• _Texto proporcionado_
* * *
El otro Jim Thompson nació en Oklahoma en 1906, y tuvo vivencias como botones, trabajador de oleoducto, proyeccionista, portero de noche, vigilante armado, experto en explosivos y escritor policiaco. Como muchos autores de la época y del género, tuvieron que ser los editores franceses los que le redescubrieran con excelente olfato y lo catapultaran hacia su país de origen en donde no pasaba de sobresalir de entre la medianía. Thompson, escritor de oficio, sometido muchas veces a un ritmo de trabajo excesivo que mermaba la calidad y el acabado de sus obras, estuvo en las listas negras por sus simpatías hacia toda clase de desheredados y el carácter social de su obra, pero era un personaje tan poco relevante para los macarthistas que ello no le impidió trabajar con nombre y apellidos como guionista en dos importantes films de Kubrick, “Atraco perfecto” y “Senderos de gloria”.
De sus experiencias vitales, que marcaron su rostro pétreo y adusto, tan parecido al del duro Lee Marvin o al del no menos rudo realizador Samuel Fuller, han surgido libros como “Los alcohólicos”, Thompson tuvo serios problemas con el alcohol, que incluso llegan a evidenciarse en su discurso literario; “Texas”, Thompson trabajó en los oleoductos; o “Los timadores”, Thompson conocía muy bien el mundillo del juego, sus tretas y sus miserias.
De su densa obra, no menos de veinticinco novelas publicadas entre las que destacarían “Al sur del paraíso”, “El asesino dentro de mí”, “Pop. 1280”, tres de ellas fueron llevadas al cine por lo menos con buenos resultados “Una mujer endemoniada”, “La huída” y “Los timadores” y de entre ellas destacaría por su ejemplaridad y virtuosismo ésta última. No es casualidad que Stephen Frears, el más brillante realizador británico del momento, heredero directo del free cinema, director de películas como “Mi hermosa lavandería”, “Sammi y Rose se lo montan” y “Las amistades peligrosas” se fijara en el texto lúcido y amargo de Thompson y convenciera a Martín Scorsese para que produjera el proyecto.
En “Los timadores” los lectores de Thompson encontrarán todos los paradigmas de su peculiar mundo. Delincuentes sin estridencias, más bien mediocres, de poca monta, de timo corto, como muy bien explicita en un somero estudio que hace de los especimenes que integran el cerrado coto de los timadores, relaciones sentimentales turbulentas y a menudo triangulares: las de Roy Dillon con su madre Lilly, que, por dinero, es capaz de cualquier cosa; las de Roy con Moira, esa especie de gatita sexy que paga con su cuerpo la mayor parte de sus facturas, y que, bajo su sensualidad, oculta un cerebro frío y criminal; en las que el hombre, la mayor parte de las veces, aparece como indefensa víctima rodeada por la voracidad de las hembras que le circundan.
La negritud de Thompson no está en sus argumentos – en muchas de sus novelas ni siquiera hay un crimen a reseñar, y si lo hay es accidental, mediocre, carece de espectacularidad- sino en los ambientes que refleja: bares terminales, garitos de juego, hospitales cochambrosos, hoteles infectos donde no se cambian las sábanas y, sobre todo, en la personalidad de sus marginales criaturas, perdidas en las urbes, sin norte, desencantadas, conscientes de sus miserias, sin posibilidad de redención y por ello tan terriblemente humanas. Un retrato moral de la sociedad que encontraba su doble pictórico en los cuadros de Hooper.
Hoy Thompson, padre de la nueva narrativa negra americana, la que presta más atención al delincuente y al marginado que al servidor de la ley en una inversión de papeles de lo que era la literatura negra de Chandler y Hammett, es posible que vuelva a ponerse de moda gracias a la devoción de Stephen Frears, que ha hecho una película fiel a su original literario y que, sobre todo, ha sabido captar la catadura moral de sus personajes y el desencanto inherente de sus páginas.
* * *
• _Entradas proporcionadas_
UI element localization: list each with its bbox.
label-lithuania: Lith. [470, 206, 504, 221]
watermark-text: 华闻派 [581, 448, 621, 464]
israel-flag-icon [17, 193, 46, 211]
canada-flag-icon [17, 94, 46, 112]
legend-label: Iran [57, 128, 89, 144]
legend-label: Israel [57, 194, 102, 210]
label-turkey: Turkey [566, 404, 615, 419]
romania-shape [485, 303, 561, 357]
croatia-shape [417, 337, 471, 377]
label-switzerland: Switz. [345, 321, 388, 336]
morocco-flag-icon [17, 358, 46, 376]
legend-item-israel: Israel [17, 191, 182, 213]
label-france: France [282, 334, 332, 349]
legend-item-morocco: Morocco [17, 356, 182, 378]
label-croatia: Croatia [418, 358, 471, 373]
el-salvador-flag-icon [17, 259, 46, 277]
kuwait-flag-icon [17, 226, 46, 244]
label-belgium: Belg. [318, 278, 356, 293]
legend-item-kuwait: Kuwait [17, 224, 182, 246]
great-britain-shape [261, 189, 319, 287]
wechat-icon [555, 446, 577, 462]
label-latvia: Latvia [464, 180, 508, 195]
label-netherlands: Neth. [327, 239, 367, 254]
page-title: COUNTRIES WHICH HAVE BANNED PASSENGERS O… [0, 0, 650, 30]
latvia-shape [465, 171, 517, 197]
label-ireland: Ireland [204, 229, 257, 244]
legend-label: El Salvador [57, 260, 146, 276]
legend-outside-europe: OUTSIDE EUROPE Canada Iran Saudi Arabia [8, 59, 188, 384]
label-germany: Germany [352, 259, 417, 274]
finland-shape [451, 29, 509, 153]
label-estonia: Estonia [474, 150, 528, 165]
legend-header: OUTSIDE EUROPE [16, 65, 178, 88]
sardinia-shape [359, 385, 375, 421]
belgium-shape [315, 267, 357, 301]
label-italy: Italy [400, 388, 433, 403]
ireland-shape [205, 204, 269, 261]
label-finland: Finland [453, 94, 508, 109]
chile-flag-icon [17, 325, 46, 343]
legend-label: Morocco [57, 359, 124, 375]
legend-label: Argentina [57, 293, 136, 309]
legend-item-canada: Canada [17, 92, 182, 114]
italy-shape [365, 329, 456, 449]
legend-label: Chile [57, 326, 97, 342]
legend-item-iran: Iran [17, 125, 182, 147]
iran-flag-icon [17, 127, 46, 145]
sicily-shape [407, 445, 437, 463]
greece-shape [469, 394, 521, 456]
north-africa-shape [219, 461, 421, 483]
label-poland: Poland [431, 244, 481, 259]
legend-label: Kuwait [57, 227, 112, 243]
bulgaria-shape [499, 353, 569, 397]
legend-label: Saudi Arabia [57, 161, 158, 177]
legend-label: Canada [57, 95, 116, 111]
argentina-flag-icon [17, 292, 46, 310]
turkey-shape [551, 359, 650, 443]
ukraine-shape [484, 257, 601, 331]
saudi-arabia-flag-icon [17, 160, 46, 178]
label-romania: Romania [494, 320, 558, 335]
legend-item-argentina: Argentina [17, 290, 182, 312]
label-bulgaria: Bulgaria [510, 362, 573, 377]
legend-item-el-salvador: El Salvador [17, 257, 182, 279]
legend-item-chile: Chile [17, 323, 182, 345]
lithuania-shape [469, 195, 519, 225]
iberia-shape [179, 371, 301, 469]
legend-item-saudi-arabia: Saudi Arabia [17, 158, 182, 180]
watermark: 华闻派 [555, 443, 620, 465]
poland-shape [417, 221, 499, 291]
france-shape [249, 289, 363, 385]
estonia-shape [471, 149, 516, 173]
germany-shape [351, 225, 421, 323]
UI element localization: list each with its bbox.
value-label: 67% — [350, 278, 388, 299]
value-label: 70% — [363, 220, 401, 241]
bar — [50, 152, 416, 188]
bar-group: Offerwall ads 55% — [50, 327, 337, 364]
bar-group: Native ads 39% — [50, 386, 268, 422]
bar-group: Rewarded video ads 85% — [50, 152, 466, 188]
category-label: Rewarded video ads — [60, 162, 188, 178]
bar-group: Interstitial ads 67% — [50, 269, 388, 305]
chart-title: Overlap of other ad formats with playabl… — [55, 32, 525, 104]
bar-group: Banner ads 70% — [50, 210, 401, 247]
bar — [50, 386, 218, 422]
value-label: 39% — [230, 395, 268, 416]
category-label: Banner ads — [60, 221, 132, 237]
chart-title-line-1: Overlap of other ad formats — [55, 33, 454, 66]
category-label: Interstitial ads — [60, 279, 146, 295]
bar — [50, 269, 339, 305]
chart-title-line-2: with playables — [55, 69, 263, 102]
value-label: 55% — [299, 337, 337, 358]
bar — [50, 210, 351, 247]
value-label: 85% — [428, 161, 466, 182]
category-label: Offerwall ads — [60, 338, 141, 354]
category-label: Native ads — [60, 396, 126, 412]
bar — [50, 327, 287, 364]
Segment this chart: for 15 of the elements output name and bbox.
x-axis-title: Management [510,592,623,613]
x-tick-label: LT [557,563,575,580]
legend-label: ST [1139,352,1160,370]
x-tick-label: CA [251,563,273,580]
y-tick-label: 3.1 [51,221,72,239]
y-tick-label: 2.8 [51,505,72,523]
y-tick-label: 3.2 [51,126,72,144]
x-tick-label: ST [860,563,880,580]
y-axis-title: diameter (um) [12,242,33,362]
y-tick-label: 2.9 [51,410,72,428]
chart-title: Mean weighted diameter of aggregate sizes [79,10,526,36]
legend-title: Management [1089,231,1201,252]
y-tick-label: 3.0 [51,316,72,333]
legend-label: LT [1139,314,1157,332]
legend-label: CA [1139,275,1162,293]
* * *
• _Instrucciones de la tarea_
Extraiga de forma literal, del texto sobre Jim Thompson, todo lo que va desde "De su densa" hasta "produjera el proyecto.".

• _Respuesta a la tarea_
De su densa obra, no menos de veinticinco novelas publicadas entre las que destacarían “Al sur del paraíso”, “El asesino dentro de mí”, “Pop. 1280”, tres de ellas fueron llevadas al cine por lo menos con buenos resultados “Una mujer endemoniada”, “La huída” y “Los timadores” y de entre ellas destacaría por su ejemplaridad y virtuosismo ésta última. No es casualidad que Stephen Frears, el más brillante realizador británico del momento, heredero directo del free cinema, director de películas como “Mi hermosa lavandería”, “Sammi y Rose se lo montan” y “Las amistades peligrosas” se fijara en el texto lúcido y amargo de Thompson y convenciera a Martín Scorsese para que produjera el proyecto.